* _Data supplied_
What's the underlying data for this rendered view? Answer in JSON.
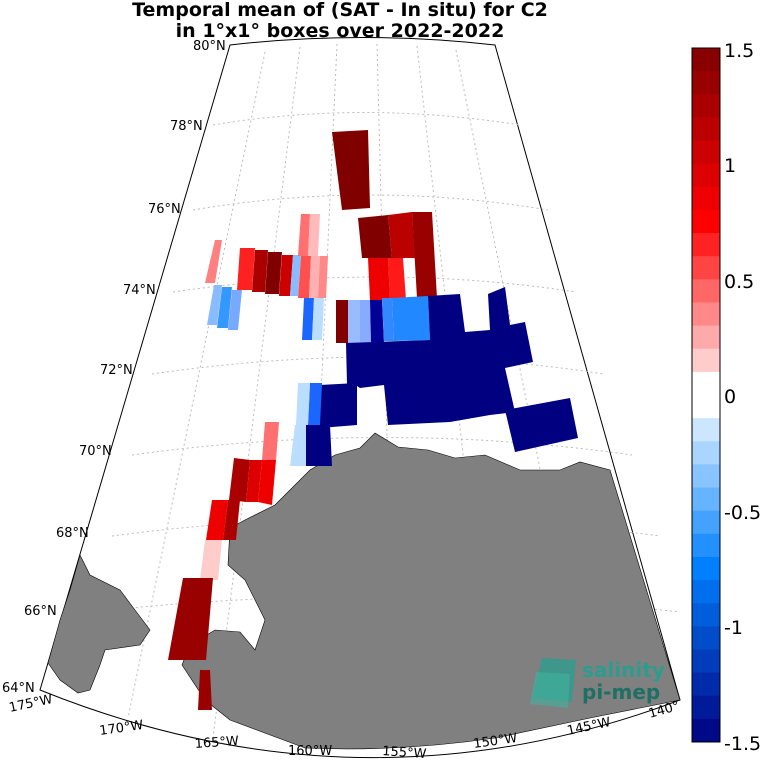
{
  "title": {
    "line1": "Temporal mean of (SAT - In situ) for C2",
    "line2": "in 1°x1° boxes over 2022-2022"
  },
  "lat_labels": [
    "80°N",
    "78°N",
    "76°N",
    "74°N",
    "72°N",
    "70°N",
    "68°N",
    "66°N",
    "64°N"
  ],
  "lon_labels": [
    "175°W",
    "170°W",
    "165°W",
    "160°W",
    "155°W",
    "150°W",
    "145°W",
    "140°"
  ],
  "colorbar": {
    "ticks": [
      "1.5",
      "1",
      "0.5",
      "0",
      "-0.5",
      "-1",
      "-1.5"
    ],
    "range": [
      -1.5,
      1.5
    ]
  },
  "logo": {
    "line1": "salinity",
    "line2": "pi-mep"
  },
  "colors": {
    "land": "#808080",
    "dark_blue": "#000080",
    "dark_red": "#800000",
    "logo": "#2a9d8f"
  }
}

* _Goal_
Each record must be quoted in full and exactly. Do not include the pictures.

* _The result_
What's the underlying data for this rendered view? Answer in JSON.
{
  "title": {
    "line1": "Temporal mean of (SAT - In situ) for C2",
    "line2": "in 1°x1° boxes over 2022-2022"
  },
  "lat_labels": [
    "80°N",
    "78°N",
    "76°N",
    "74°N",
    "72°N",
    "70°N",
    "68°N",
    "66°N",
    "64°N"
  ],
  "lon_labels": [
    "175°W",
    "170°W",
    "165°W",
    "160°W",
    "155°W",
    "150°W",
    "145°W",
    "140°"
  ],
  "colorbar": {
    "ticks": [
      "1.5",
      "1",
      "0.5",
      "0",
      "-0.5",
      "-1",
      "-1.5"
    ],
    "range": [
      -1.5,
      1.5
    ]
  },
  "logo": {
    "line1": "salinity",
    "line2": "pi-mep"
  },
  "colors": {
    "land": "#808080",
    "dark_blue": "#000080",
    "dark_red": "#800000",
    "logo": "#2a9d8f"
  }
}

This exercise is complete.